TASK TO COMPLETE |
Reproduce the listing below character for character; drop every image.
-- START OF PROVIDED INFORMATION --
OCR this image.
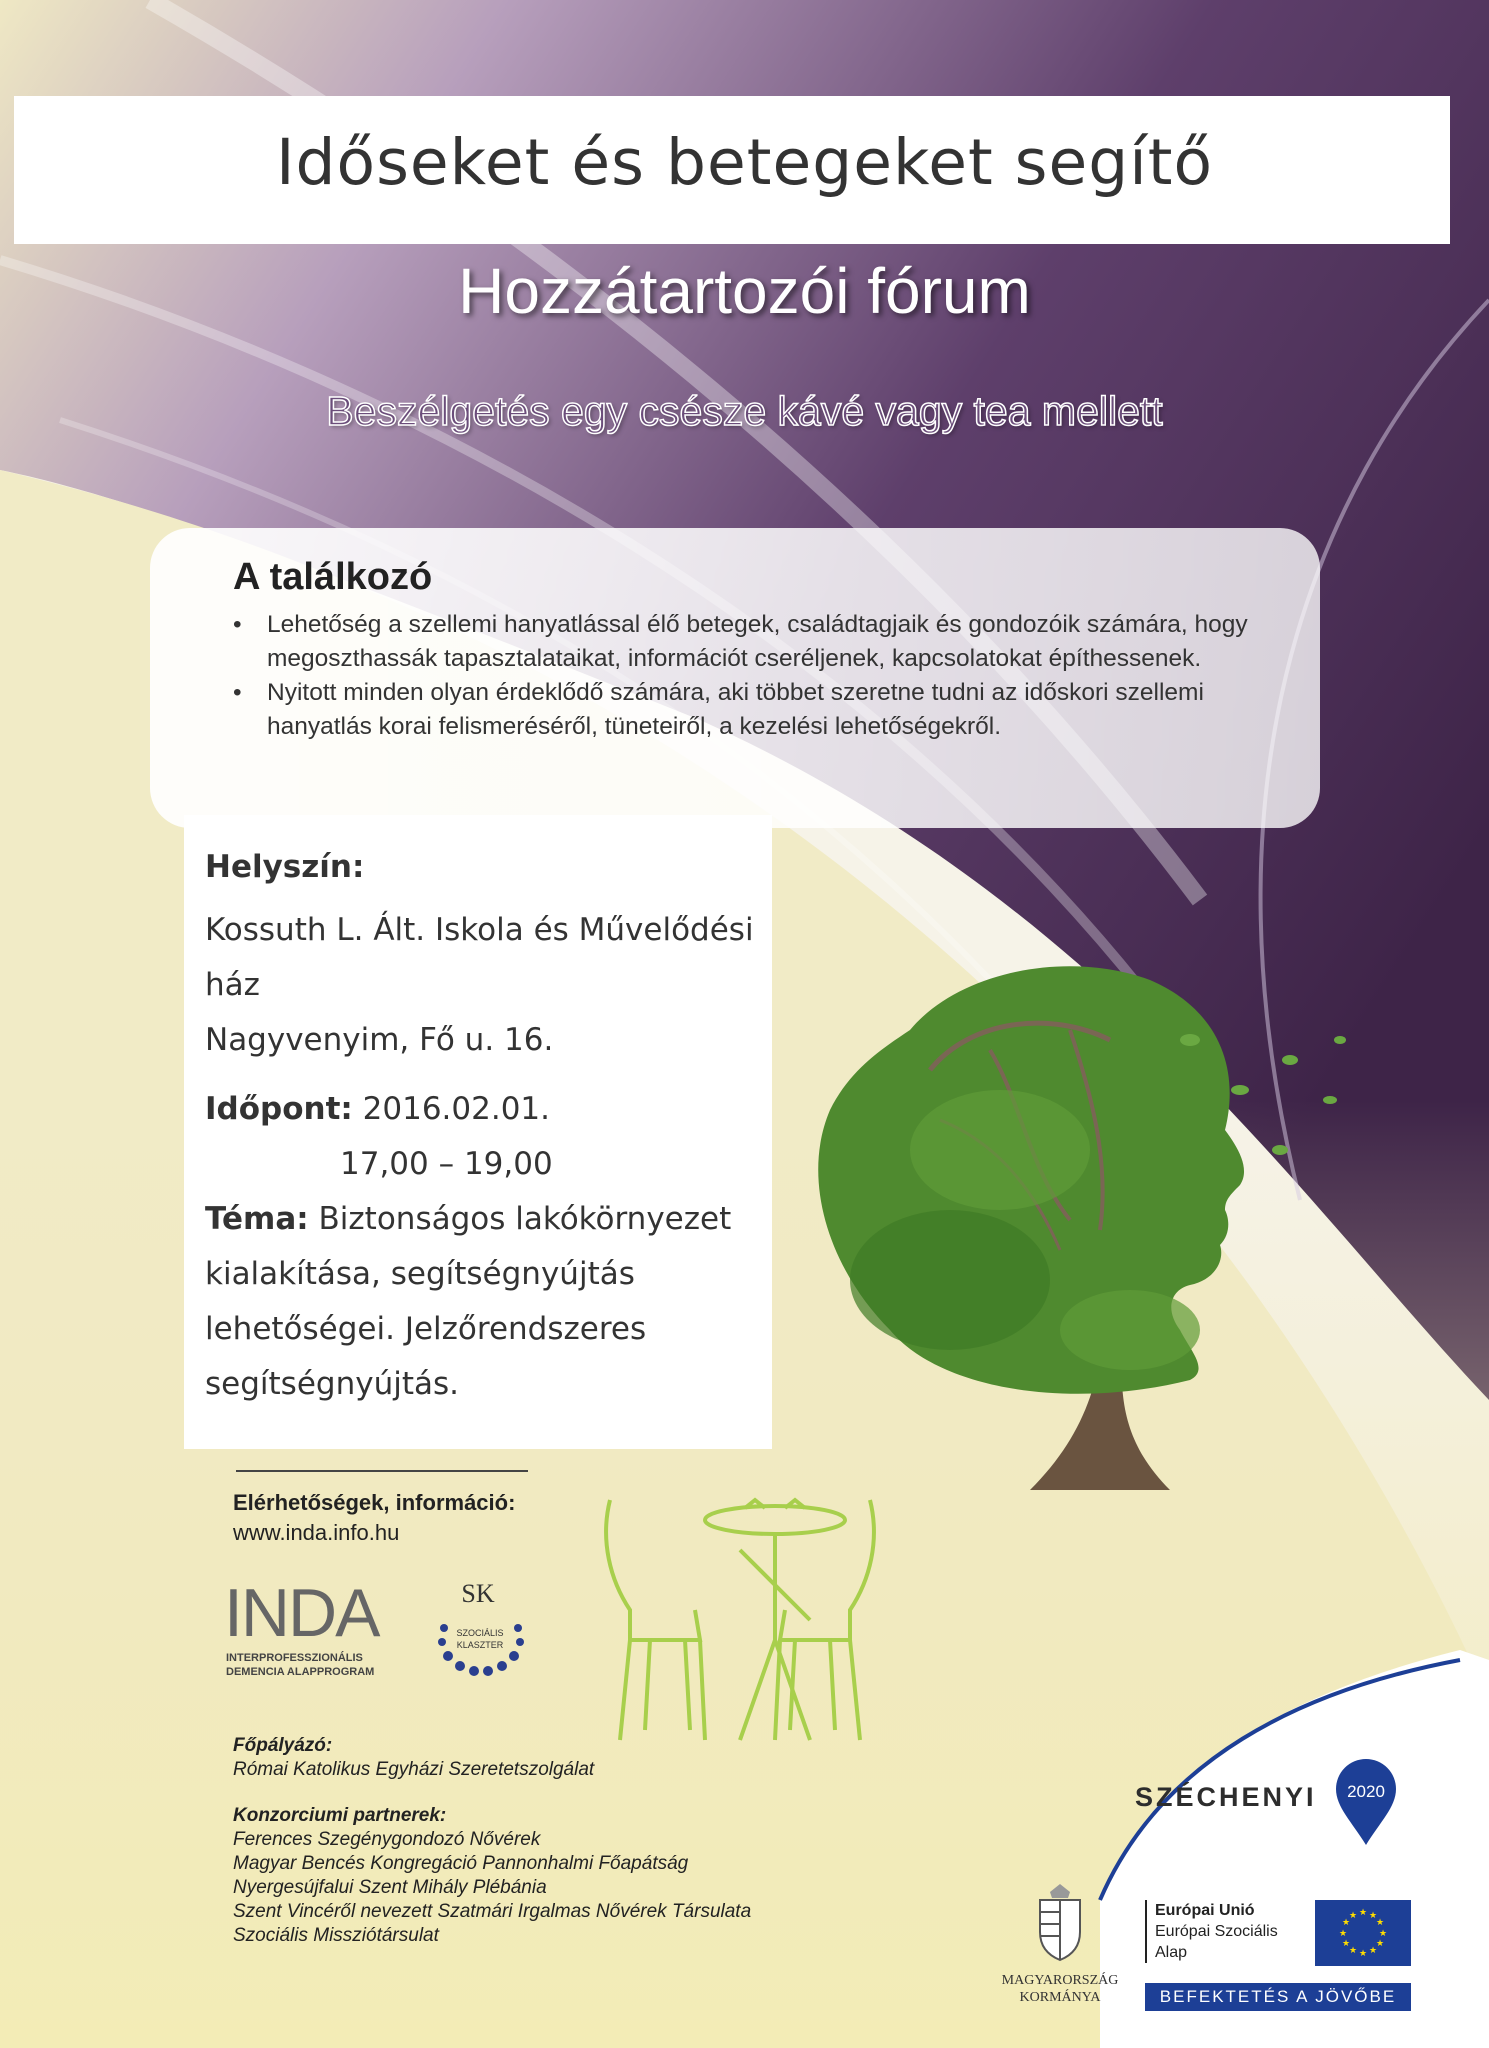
Időseket és betegeket segítő
Hozzátartozói fórum
Beszélgetés egy csésze kávé vagy tea mellett
A találkozó
• Lehetőség a szellemi hanyatlással élő betegek, családtagjaik és gondozóik számára, hogy megoszthassák tapasztalataikat, információt cseréljenek, kapcsolatokat építhessenek.
• Nyitott minden olyan érdeklődő számára, aki többet szeretne tudni az időskori szellemi hanyatlás korai felismeréséről, tüneteiről, a kezelési lehetőségekről.
Helyszín:
Kossuth L. Ált. Iskola és Művelődési ház
Nagyvenyim, Fő u. 16.
Időpont: 2016.02.01.
17,00 – 19,00
Téma: Biztonságos lakókörnyezet kialakítása, segítségnyújtás lehetőségei. Jelzőrendszeres segítségnyújtás.
Elérhetőségek, információ:
www.inda.info.hu
INDA
INTERPROFESSZIONÁLIS
DEMENCIA ALAPPROGRAM
SK
SZOCIÁLIS
KLASZTER

Főpályázó:

Római Katolikus Egyházi Szeretetszolgálat

Konzorciumi partnerek:

Ferences Szegénygondozó Nővérek

Magyar Bencés Kongregáció Pannonhalmi Főapátság

Nyergesújfalui Szent Mihály Plébánia

Szent Vincéről nevezett Szatmári Irgalmas Nővérek Társulata

Szociális Missziótársulat

SZÉCHENYI 2020
MAGYARORSZÁG
KORMÁNYA
Európai Unió
Európai Szociális
Alap
★ ★
★
★
★
★
★
★
★
★
★
★
BEFEKTETÉS A JÖVŐBE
-- END OF PROVIDED INFORMATION --
RESPONSE FOR THIS EXERCISE |
OCR this image.
Időseket és betegeket segítő
Hozzátartozói fórum
Beszélgetés egy csésze kávé vagy tea mellett
A találkozó
• Lehetőség a szellemi hanyatlással élő betegek, családtagjaik és gondozóik számára, hogy megoszthassák tapasztalataikat, információt cseréljenek, kapcsolatokat építhessenek.
• Nyitott minden olyan érdeklődő számára, aki többet szeretne tudni az időskori szellemi hanyatlás korai felismeréséről, tüneteiről, a kezelési lehetőségekről.
Helyszín:
Kossuth L. Ált. Iskola és Művelődési ház
Nagyvenyim, Fő u. 16.
Időpont: 2016.02.01.
17,00 – 19,00
Téma: Biztonságos lakókörnyezet kialakítása, segítségnyújtás lehetőségei. Jelzőrendszeres segítségnyújtás.
Elérhetőségek, információ:
www.inda.info.hu
INDA
INTERPROFESSZIONÁLIS
DEMENCIA ALAPPROGRAM
SK
SZOCIÁLIS
KLASZTER

Főpályázó:

Római Katolikus Egyházi Szeretetszolgálat

Konzorciumi partnerek:

Ferences Szegénygondozó Nővérek

Magyar Bencés Kongregáció Pannonhalmi Főapátság

Nyergesújfalui Szent Mihály Plébánia

Szent Vincéről nevezett Szatmári Irgalmas Nővérek Társulata

Szociális Missziótársulat

SZÉCHENYI 2020
MAGYARORSZÁG
KORMÁNYA
Európai Unió
Európai Szociális
Alap
★ ★
★
★
★
★
★
★
★
★
★
★
BEFEKTETÉS A JÖVŐBE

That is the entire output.